TASK STATEMENT
Identify the lines that contain the word "related", then copy them.

RECORDED INFORMATION
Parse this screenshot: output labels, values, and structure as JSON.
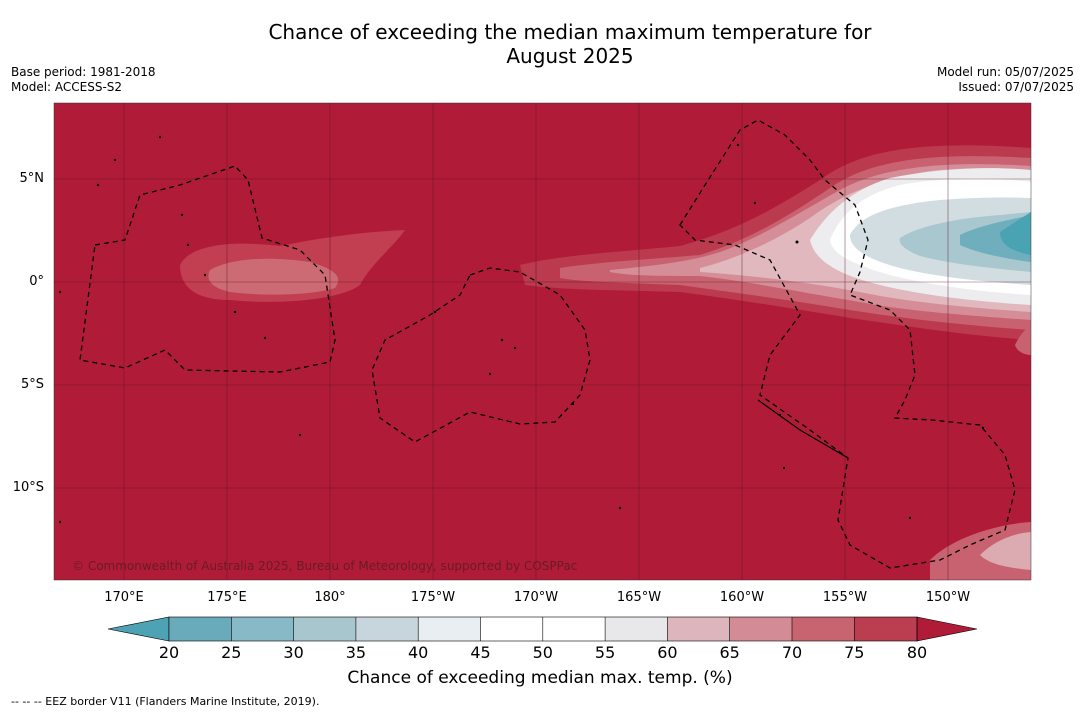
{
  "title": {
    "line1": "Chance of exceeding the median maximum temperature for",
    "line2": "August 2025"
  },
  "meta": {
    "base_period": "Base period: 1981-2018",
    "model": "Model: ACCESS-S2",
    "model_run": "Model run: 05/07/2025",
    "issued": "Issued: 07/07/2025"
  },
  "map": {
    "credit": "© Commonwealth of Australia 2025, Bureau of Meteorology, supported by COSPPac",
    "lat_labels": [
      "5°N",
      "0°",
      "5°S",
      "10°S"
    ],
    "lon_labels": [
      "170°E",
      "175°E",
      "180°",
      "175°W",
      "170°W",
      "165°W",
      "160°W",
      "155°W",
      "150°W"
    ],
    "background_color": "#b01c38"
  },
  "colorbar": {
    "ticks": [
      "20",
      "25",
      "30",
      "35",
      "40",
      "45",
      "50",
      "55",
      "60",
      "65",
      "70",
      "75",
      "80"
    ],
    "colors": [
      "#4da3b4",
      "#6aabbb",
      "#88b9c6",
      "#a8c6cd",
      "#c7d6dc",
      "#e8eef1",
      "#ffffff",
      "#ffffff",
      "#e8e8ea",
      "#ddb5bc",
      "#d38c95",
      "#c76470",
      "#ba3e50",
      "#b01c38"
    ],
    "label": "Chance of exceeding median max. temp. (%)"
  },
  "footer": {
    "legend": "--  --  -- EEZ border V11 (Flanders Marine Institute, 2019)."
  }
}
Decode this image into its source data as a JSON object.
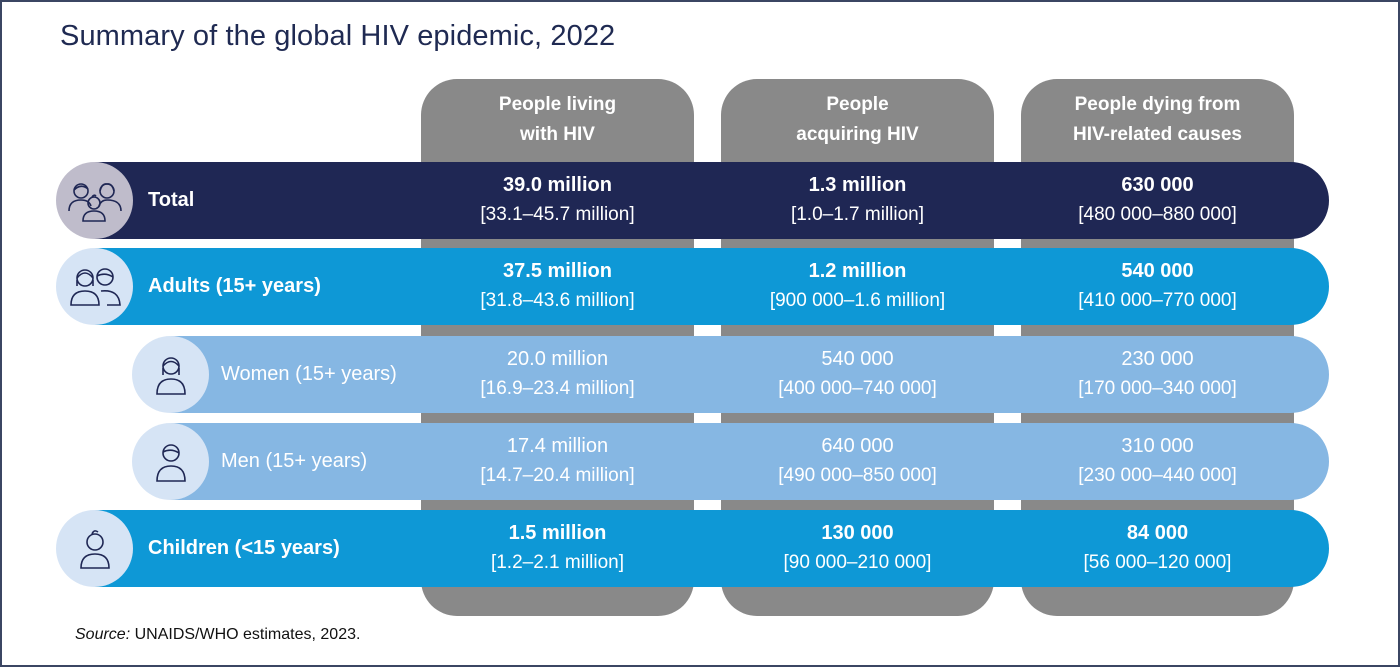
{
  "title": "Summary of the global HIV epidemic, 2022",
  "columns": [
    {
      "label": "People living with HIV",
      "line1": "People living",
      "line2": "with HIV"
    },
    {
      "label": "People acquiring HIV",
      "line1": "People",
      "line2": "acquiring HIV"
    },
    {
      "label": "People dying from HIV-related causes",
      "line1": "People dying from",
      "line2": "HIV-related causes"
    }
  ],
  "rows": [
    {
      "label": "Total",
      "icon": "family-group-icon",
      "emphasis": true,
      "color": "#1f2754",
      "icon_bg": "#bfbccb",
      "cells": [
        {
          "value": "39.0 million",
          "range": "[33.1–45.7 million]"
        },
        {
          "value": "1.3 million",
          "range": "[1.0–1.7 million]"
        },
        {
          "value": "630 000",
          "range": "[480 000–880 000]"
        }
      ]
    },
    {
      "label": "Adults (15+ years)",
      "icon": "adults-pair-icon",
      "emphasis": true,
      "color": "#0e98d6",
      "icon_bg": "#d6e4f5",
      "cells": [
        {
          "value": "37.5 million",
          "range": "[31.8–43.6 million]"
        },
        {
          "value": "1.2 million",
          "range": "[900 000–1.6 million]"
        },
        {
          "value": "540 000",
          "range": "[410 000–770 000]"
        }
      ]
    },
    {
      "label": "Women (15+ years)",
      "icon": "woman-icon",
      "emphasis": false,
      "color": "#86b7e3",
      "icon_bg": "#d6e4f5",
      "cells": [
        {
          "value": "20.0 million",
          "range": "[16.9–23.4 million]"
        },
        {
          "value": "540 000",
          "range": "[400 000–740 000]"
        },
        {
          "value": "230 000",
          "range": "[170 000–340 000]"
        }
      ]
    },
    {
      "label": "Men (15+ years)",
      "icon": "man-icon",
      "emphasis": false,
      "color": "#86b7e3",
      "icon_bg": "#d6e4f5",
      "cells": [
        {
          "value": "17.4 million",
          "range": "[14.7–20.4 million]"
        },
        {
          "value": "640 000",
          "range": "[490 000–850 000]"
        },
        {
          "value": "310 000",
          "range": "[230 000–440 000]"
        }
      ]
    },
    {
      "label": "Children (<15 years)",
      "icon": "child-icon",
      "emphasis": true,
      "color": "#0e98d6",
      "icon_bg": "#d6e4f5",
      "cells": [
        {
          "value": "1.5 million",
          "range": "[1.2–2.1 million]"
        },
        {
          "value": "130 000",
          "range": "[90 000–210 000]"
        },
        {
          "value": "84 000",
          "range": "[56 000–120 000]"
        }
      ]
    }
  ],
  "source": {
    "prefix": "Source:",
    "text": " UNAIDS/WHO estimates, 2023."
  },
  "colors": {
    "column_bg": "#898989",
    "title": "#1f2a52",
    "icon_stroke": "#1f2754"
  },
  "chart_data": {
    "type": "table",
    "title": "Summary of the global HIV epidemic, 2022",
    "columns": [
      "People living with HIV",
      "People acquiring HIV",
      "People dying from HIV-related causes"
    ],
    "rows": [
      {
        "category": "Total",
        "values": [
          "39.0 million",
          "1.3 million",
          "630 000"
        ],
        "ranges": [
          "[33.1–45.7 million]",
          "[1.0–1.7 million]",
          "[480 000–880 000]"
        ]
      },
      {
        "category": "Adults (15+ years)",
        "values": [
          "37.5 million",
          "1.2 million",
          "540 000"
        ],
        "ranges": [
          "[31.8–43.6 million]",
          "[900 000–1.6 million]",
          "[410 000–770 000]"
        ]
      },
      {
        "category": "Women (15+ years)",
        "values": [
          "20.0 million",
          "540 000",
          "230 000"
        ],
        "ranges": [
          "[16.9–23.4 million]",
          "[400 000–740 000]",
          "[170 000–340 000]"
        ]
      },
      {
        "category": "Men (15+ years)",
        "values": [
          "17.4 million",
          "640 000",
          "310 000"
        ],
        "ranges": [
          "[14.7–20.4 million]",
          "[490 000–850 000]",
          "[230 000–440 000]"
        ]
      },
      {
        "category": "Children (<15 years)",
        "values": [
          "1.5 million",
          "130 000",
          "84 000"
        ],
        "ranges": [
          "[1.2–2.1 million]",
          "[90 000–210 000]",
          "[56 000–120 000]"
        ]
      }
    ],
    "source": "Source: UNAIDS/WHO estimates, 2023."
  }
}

WRITTEN SOLUTION
      "label": "People dying from HIV-related causes",
      "line2": "HIV-related causes"
      "People dying from HIV-related causes"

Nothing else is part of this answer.